EXTRACTED INFORMATION:
------------------------------
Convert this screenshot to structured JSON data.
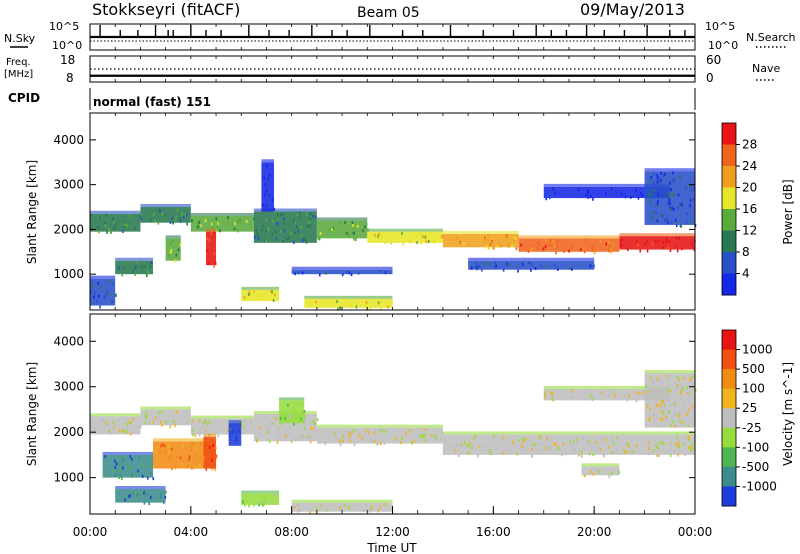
{
  "header": {
    "station": "Stokkseyri (fitACF)",
    "beam": "Beam 05",
    "date": "09/May/2013"
  },
  "side_labels": {
    "nsky": "N.Sky",
    "nsearch": "N.Search",
    "freq": "Freq.",
    "freq_unit": "[MHz]",
    "nave": "Nave",
    "cpid": "CPID"
  },
  "cpid_text": "normal (fast) 151",
  "chart_data": [
    {
      "type": "line",
      "name": "noise-panel",
      "x_range": [
        0,
        24
      ],
      "left_axis_ticks": [
        "10^5",
        "10^0"
      ],
      "right_axis_ticks": [
        "10^5",
        "10^0"
      ],
      "series_labels": [
        "N.Sky",
        "N.Search"
      ],
      "spike_hours": [
        0.4,
        1.2,
        1.9,
        2.6,
        3.1,
        3.3,
        4.0,
        4.6,
        5.2,
        6.3,
        7.1,
        7.9,
        8.8,
        9.6,
        10.2,
        11.1,
        12.4,
        13.2,
        14.3,
        15.6,
        16.8,
        17.7,
        18.3,
        18.9,
        19.7,
        20.4,
        21.2,
        22.1,
        23.0,
        23.6
      ]
    },
    {
      "type": "line",
      "name": "freq-nave-panel",
      "x_range": [
        0,
        24
      ],
      "left_axis_ticks": [
        "18",
        "8"
      ],
      "right_axis_ticks": [
        "60",
        "0"
      ],
      "freq_ylim": [
        8,
        18
      ],
      "nave_ylim": [
        0,
        60
      ],
      "freq_mhz": 10.4,
      "nave": 30
    },
    {
      "type": "heatmap",
      "name": "power",
      "xlabel": "",
      "ylabel": "Slant Range [km]",
      "ylim": [
        200,
        4600
      ],
      "yticks": [
        1000,
        2000,
        3000,
        4000
      ],
      "colorbar_label": "Power [dB]",
      "colorbar_ticks": [
        4,
        8,
        12,
        16,
        20,
        24,
        28
      ],
      "colorbar_colors": [
        "#1428e6",
        "#2850c8",
        "#287850",
        "#5aaa3c",
        "#e6e628",
        "#f0a01e",
        "#f0641e",
        "#e61414"
      ],
      "bands": [
        {
          "x": [
            0.0,
            2.0
          ],
          "y": [
            1950,
            2350
          ],
          "level": 2
        },
        {
          "x": [
            2.0,
            4.0
          ],
          "y": [
            2150,
            2500
          ],
          "level": 2
        },
        {
          "x": [
            4.0,
            6.5
          ],
          "y": [
            1950,
            2300
          ],
          "level": 3
        },
        {
          "x": [
            6.5,
            9.0
          ],
          "y": [
            1700,
            2400
          ],
          "level": 2
        },
        {
          "x": [
            9.0,
            11.0
          ],
          "y": [
            1800,
            2200
          ],
          "level": 3
        },
        {
          "x": [
            11.0,
            14.0
          ],
          "y": [
            1700,
            1950
          ],
          "level": 4
        },
        {
          "x": [
            14.0,
            17.0
          ],
          "y": [
            1600,
            1900
          ],
          "level": 5
        },
        {
          "x": [
            17.0,
            21.0
          ],
          "y": [
            1500,
            1800
          ],
          "level": 6
        },
        {
          "x": [
            21.0,
            24.0
          ],
          "y": [
            1550,
            1850
          ],
          "level": 7
        },
        {
          "x": [
            4.6,
            5.0
          ],
          "y": [
            1200,
            1950
          ],
          "level": 7
        },
        {
          "x": [
            3.0,
            3.6
          ],
          "y": [
            1300,
            1800
          ],
          "level": 3
        },
        {
          "x": [
            1.0,
            2.5
          ],
          "y": [
            1000,
            1300
          ],
          "level": 2
        },
        {
          "x": [
            6.0,
            7.5
          ],
          "y": [
            400,
            650
          ],
          "level": 4
        },
        {
          "x": [
            8.0,
            12.0
          ],
          "y": [
            1000,
            1100
          ],
          "level": 1
        },
        {
          "x": [
            15.0,
            20.0
          ],
          "y": [
            1100,
            1300
          ],
          "level": 1
        },
        {
          "x": [
            18.0,
            23.0
          ],
          "y": [
            2700,
            2950
          ],
          "level": 0
        },
        {
          "x": [
            6.8,
            7.3
          ],
          "y": [
            2400,
            3500
          ],
          "level": 0
        },
        {
          "x": [
            22.0,
            24.0
          ],
          "y": [
            2100,
            3300
          ],
          "level": 1
        },
        {
          "x": [
            0.0,
            1.0
          ],
          "y": [
            300,
            900
          ],
          "level": 1
        },
        {
          "x": [
            8.5,
            12.0
          ],
          "y": [
            250,
            450
          ],
          "level": 4
        }
      ]
    },
    {
      "type": "heatmap",
      "name": "velocity",
      "xlabel": "Time UT",
      "ylabel": "Slant Range [km]",
      "ylim": [
        200,
        4600
      ],
      "yticks": [
        1000,
        2000,
        3000,
        4000
      ],
      "xticks": [
        "00:00",
        "04:00",
        "08:00",
        "12:00",
        "16:00",
        "20:00",
        "00:00"
      ],
      "colorbar_label": "Velocity [m s^-1]",
      "colorbar_ticks": [
        1000,
        500,
        100,
        25,
        -25,
        -100,
        -500,
        -1000
      ],
      "colorbar_colors": [
        "#1e3cdc",
        "#3c8c8c",
        "#50b450",
        "#96dc3c",
        "#bebebe",
        "#f0b41e",
        "#f08c14",
        "#f05014",
        "#e61414"
      ],
      "bands": [
        {
          "x": [
            0.0,
            2.0
          ],
          "y": [
            1950,
            2350
          ],
          "level": 4
        },
        {
          "x": [
            2.0,
            4.0
          ],
          "y": [
            2150,
            2500
          ],
          "level": 4
        },
        {
          "x": [
            4.0,
            6.5
          ],
          "y": [
            1950,
            2300
          ],
          "level": 4
        },
        {
          "x": [
            6.5,
            9.0
          ],
          "y": [
            1800,
            2400
          ],
          "level": 4
        },
        {
          "x": [
            9.0,
            14.0
          ],
          "y": [
            1750,
            2100
          ],
          "level": 4
        },
        {
          "x": [
            14.0,
            24.0
          ],
          "y": [
            1500,
            1950
          ],
          "level": 4
        },
        {
          "x": [
            2.5,
            5.0
          ],
          "y": [
            1200,
            1800
          ],
          "level": 6
        },
        {
          "x": [
            4.5,
            5.0
          ],
          "y": [
            1200,
            1900
          ],
          "level": 7
        },
        {
          "x": [
            0.5,
            2.5
          ],
          "y": [
            1000,
            1500
          ],
          "level": 1
        },
        {
          "x": [
            1.0,
            3.0
          ],
          "y": [
            450,
            750
          ],
          "level": 1
        },
        {
          "x": [
            6.0,
            7.5
          ],
          "y": [
            400,
            650
          ],
          "level": 3
        },
        {
          "x": [
            8.0,
            12.0
          ],
          "y": [
            250,
            450
          ],
          "level": 4
        },
        {
          "x": [
            18.0,
            23.0
          ],
          "y": [
            2700,
            2950
          ],
          "level": 4
        },
        {
          "x": [
            22.0,
            24.0
          ],
          "y": [
            2100,
            3300
          ],
          "level": 4
        },
        {
          "x": [
            5.5,
            6.0
          ],
          "y": [
            1700,
            2200
          ],
          "level": 0
        },
        {
          "x": [
            7.5,
            8.5
          ],
          "y": [
            2200,
            2700
          ],
          "level": 3
        },
        {
          "x": [
            19.5,
            21.0
          ],
          "y": [
            1050,
            1250
          ],
          "level": 4
        }
      ]
    }
  ]
}
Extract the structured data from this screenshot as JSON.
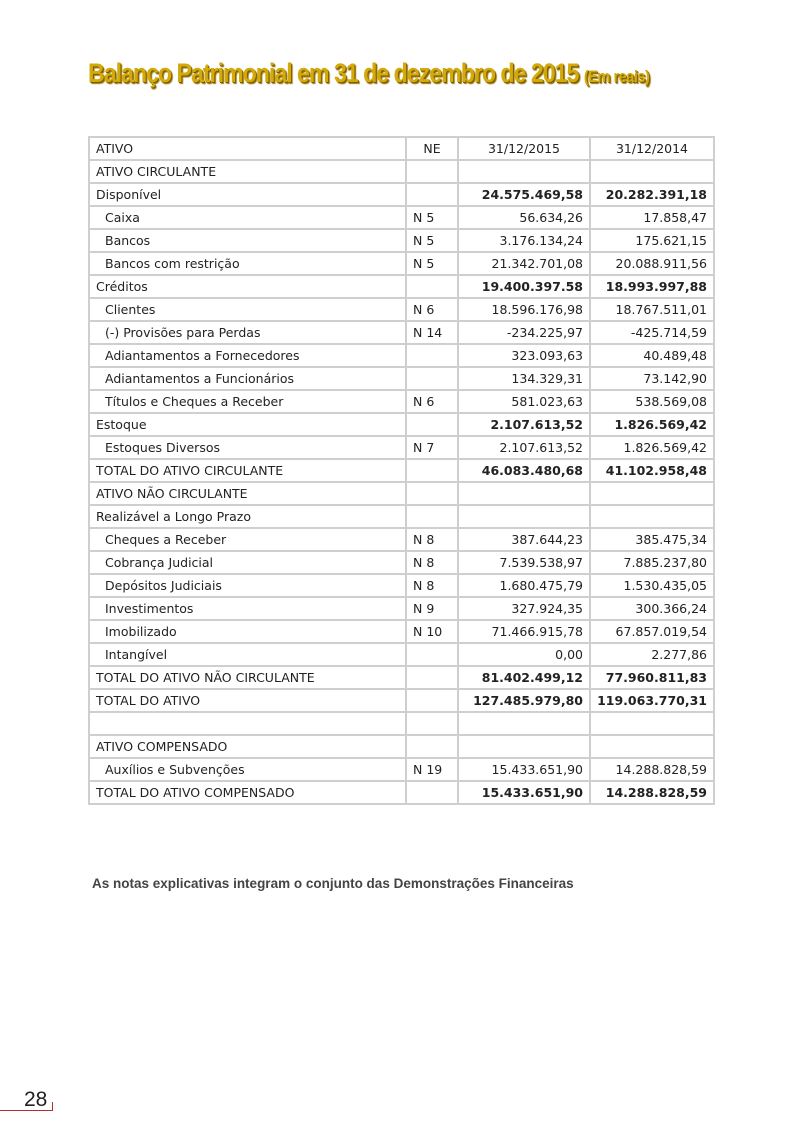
------------------------------
Repeat verbatim all the material, but not the pictures.

Convert this screenshot to structured JSON data.
{
  "header": {
    "station": "Stokkseyri (fitACF)",
    "beam": "Beam 05",
    "date": "09/May/2013"
  },
  "side_labels": {
    "nsky": "N.Sky",
    "nsearch": "N.Search",
    "freq": "Freq.",
    "freq_unit": "[MHz]",
    "nave": "Nave",
    "cpid": "CPID"
  },
  "cpid_text": "normal (fast) 151",
  "chart_data": [
    {
      "type": "line",
      "name": "noise-panel",
      "x_range": [
        0,
        24
      ],
      "left_axis_ticks": [
        "10^5",
        "10^0"
      ],
      "right_axis_ticks": [
        "10^5",
        "10^0"
      ],
      "series_labels": [
        "N.Sky",
        "N.Search"
      ],
      "spike_hours": [
        0.4,
        1.2,
        1.9,
        2.6,
        3.1,
        3.3,
        4.0,
        4.6,
        5.2,
        6.3,
        7.1,
        7.9,
        8.8,
        9.6,
        10.2,
        11.1,
        12.4,
        13.2,
        14.3,
        15.6,
        16.8,
        17.7,
        18.3,
        18.9,
        19.7,
        20.4,
        21.2,
        22.1,
        23.0,
        23.6
      ]
    },
    {
      "type": "line",
      "name": "freq-nave-panel",
      "x_range": [
        0,
        24
      ],
      "left_axis_ticks": [
        "18",
        "8"
      ],
      "right_axis_ticks": [
        "60",
        "0"
      ],
      "freq_ylim": [
        8,
        18
      ],
      "nave_ylim": [
        0,
        60
      ],
      "freq_mhz": 10.4,
      "nave": 30
    },
    {
      "type": "heatmap",
      "name": "power",
      "xlabel": "",
      "ylabel": "Slant Range [km]",
      "ylim": [
        200,
        4600
      ],
      "yticks": [
        1000,
        2000,
        3000,
        4000
      ],
      "colorbar_label": "Power [dB]",
      "colorbar_ticks": [
        4,
        8,
        12,
        16,
        20,
        24,
        28
      ],
      "colorbar_colors": [
        "#1428e6",
        "#2850c8",
        "#287850",
        "#5aaa3c",
        "#e6e628",
        "#f0a01e",
        "#f0641e",
        "#e61414"
      ],
      "bands": [
        {
          "x": [
            0.0,
            2.0
          ],
          "y": [
            1950,
            2350
          ],
          "level": 2
        },
        {
          "x": [
            2.0,
            4.0
          ],
          "y": [
            2150,
            2500
          ],
          "level": 2
        },
        {
          "x": [
            4.0,
            6.5
          ],
          "y": [
            1950,
            2300
          ],
          "level": 3
        },
        {
          "x": [
            6.5,
            9.0
          ],
          "y": [
            1700,
            2400
          ],
          "level": 2
        },
        {
          "x": [
            9.0,
            11.0
          ],
          "y": [
            1800,
            2200
          ],
          "level": 3
        },
        {
          "x": [
            11.0,
            14.0
          ],
          "y": [
            1700,
            1950
          ],
          "level": 4
        },
        {
          "x": [
            14.0,
            17.0
          ],
          "y": [
            1600,
            1900
          ],
          "level": 5
        },
        {
          "x": [
            17.0,
            21.0
          ],
          "y": [
            1500,
            1800
          ],
          "level": 6
        },
        {
          "x": [
            21.0,
            24.0
          ],
          "y": [
            1550,
            1850
          ],
          "level": 7
        },
        {
          "x": [
            4.6,
            5.0
          ],
          "y": [
            1200,
            1950
          ],
          "level": 7
        },
        {
          "x": [
            3.0,
            3.6
          ],
          "y": [
            1300,
            1800
          ],
          "level": 3
        },
        {
          "x": [
            1.0,
            2.5
          ],
          "y": [
            1000,
            1300
          ],
          "level": 2
        },
        {
          "x": [
            6.0,
            7.5
          ],
          "y": [
            400,
            650
          ],
          "level": 4
        },
        {
          "x": [
            8.0,
            12.0
          ],
          "y": [
            1000,
            1100
          ],
          "level": 1
        },
        {
          "x": [
            15.0,
            20.0
          ],
          "y": [
            1100,
            1300
          ],
          "level": 1
        },
        {
          "x": [
            18.0,
            23.0
          ],
          "y": [
            2700,
            2950
          ],
          "level": 0
        },
        {
          "x": [
            6.8,
            7.3
          ],
          "y": [
            2400,
            3500
          ],
          "level": 0
        },
        {
          "x": [
            22.0,
            24.0
          ],
          "y": [
            2100,
            3300
          ],
          "level": 1
        },
        {
          "x": [
            0.0,
            1.0
          ],
          "y": [
            300,
            900
          ],
          "level": 1
        },
        {
          "x": [
            8.5,
            12.0
          ],
          "y": [
            250,
            450
          ],
          "level": 4
        }
      ]
    },
    {
      "type": "heatmap",
      "name": "velocity",
      "xlabel": "Time UT",
      "ylabel": "Slant Range [km]",
      "ylim": [
        200,
        4600
      ],
      "yticks": [
        1000,
        2000,
        3000,
        4000
      ],
      "xticks": [
        "00:00",
        "04:00",
        "08:00",
        "12:00",
        "16:00",
        "20:00",
        "00:00"
      ],
      "colorbar_label": "Velocity [m s^-1]",
      "colorbar_ticks": [
        1000,
        500,
        100,
        25,
        -25,
        -100,
        -500,
        -1000
      ],
      "colorbar_colors": [
        "#1e3cdc",
        "#3c8c8c",
        "#50b450",
        "#96dc3c",
        "#bebebe",
        "#f0b41e",
        "#f08c14",
        "#f05014",
        "#e61414"
      ],
      "bands": [
        {
          "x": [
            0.0,
            2.0
          ],
          "y": [
            1950,
            2350
          ],
          "level": 4
        },
        {
          "x": [
            2.0,
            4.0
          ],
          "y": [
            2150,
            2500
          ],
          "level": 4
        },
        {
          "x": [
            4.0,
            6.5
          ],
          "y": [
            1950,
            2300
          ],
          "level": 4
        },
        {
          "x": [
            6.5,
            9.0
          ],
          "y": [
            1800,
            2400
          ],
          "level": 4
        },
        {
          "x": [
            9.0,
            14.0
          ],
          "y": [
            1750,
            2100
          ],
          "level": 4
        },
        {
          "x": [
            14.0,
            24.0
          ],
          "y": [
            1500,
            1950
          ],
          "level": 4
        },
        {
          "x": [
            2.5,
            5.0
          ],
          "y": [
            1200,
            1800
          ],
          "level": 6
        },
        {
          "x": [
            4.5,
            5.0
          ],
          "y": [
            1200,
            1900
          ],
          "level": 7
        },
        {
          "x": [
            0.5,
            2.5
          ],
          "y": [
            1000,
            1500
          ],
          "level": 1
        },
        {
          "x": [
            1.0,
            3.0
          ],
          "y": [
            450,
            750
          ],
          "level": 1
        },
        {
          "x": [
            6.0,
            7.5
          ],
          "y": [
            400,
            650
          ],
          "level": 3
        },
        {
          "x": [
            8.0,
            12.0
          ],
          "y": [
            250,
            450
          ],
          "level": 4
        },
        {
          "x": [
            18.0,
            23.0
          ],
          "y": [
            2700,
            2950
          ],
          "level": 4
        },
        {
          "x": [
            22.0,
            24.0
          ],
          "y": [
            2100,
            3300
          ],
          "level": 4
        },
        {
          "x": [
            5.5,
            6.0
          ],
          "y": [
            1700,
            2200
          ],
          "level": 0
        },
        {
          "x": [
            7.5,
            8.5
          ],
          "y": [
            2200,
            2700
          ],
          "level": 3
        },
        {
          "x": [
            19.5,
            21.0
          ],
          "y": [
            1050,
            1250
          ],
          "level": 4
        }
      ]
    }
  ]
}
Extract the structured data from this screenshot as JSON.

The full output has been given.